• Problem statement: Retype everything in the listing, leaving each line exactly as it is.

• Records for processing:
++++++

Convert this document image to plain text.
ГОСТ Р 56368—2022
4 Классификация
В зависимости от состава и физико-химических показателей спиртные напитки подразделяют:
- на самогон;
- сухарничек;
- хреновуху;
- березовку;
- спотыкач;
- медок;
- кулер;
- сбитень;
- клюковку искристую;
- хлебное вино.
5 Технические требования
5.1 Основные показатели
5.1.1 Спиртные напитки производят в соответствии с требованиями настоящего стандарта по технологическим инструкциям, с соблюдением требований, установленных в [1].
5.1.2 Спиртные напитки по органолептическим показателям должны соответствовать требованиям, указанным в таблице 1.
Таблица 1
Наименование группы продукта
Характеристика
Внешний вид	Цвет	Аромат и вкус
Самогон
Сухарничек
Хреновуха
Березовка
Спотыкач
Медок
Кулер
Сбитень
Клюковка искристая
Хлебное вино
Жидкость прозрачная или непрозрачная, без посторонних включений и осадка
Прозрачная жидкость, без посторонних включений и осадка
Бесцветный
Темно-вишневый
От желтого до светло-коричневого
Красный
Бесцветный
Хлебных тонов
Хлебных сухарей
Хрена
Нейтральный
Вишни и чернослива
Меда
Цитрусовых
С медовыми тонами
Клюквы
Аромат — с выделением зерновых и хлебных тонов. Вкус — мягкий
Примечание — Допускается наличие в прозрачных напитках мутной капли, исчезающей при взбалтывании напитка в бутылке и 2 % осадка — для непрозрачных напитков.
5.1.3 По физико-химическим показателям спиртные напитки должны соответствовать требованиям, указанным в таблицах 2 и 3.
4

++++++

• Written solution:
Convert this document image to plain text.
ГОСТ Р 56368—2022
4 Классификация
В зависимости от состава и физико-химических показателей спиртные напитки подразделяют:
- на самогон;
- сухарничек;
- хреновуху;
- березовку;
- спотыкач;
- медок;
- кулер;
- сбитень;
- клюковку искристую;
- хлебное вино.
5 Технические требования
5.1 Основные показатели
5.1.1 Спиртные напитки производят в соответствии с требованиями настоящего стандарта по технологическим инструкциям, с соблюдением требований, установленных в [1].
5.1.2 Спиртные напитки по органолептическим показателям должны соответствовать требованиям, указанным в таблице 1.
Таблица 1
Наименование группы продукта
Характеристика
Внешний вид	Цвет	Аромат и вкус
Самогон
Сухарничек
Хреновуха
Березовка
Спотыкач
Медок
Кулер
Сбитень
Клюковка искристая
Хлебное вино
Жидкость прозрачная или непрозрачная, без посторонних включений и осадка
Прозрачная жидкость, без посторонних включений и осадка
Бесцветный
Темно-вишневый
От желтого до светло-коричневого
Красный
Бесцветный
Хлебных тонов
Хлебных сухарей
Хрена
Нейтральный
Вишни и чернослива
Меда
Цитрусовых
С медовыми тонами
Клюквы
Аромат — с выделением зерновых и хлебных тонов. Вкус — мягкий
Примечание — Допускается наличие в прозрачных напитках мутной капли, исчезающей при взбалтывании напитка в бутылке и 2 % осадка — для непрозрачных напитков.
5.1.3 По физико-химическим показателям спиртные напитки должны соответствовать требованиям, указанным в таблицах 2 и 3.
4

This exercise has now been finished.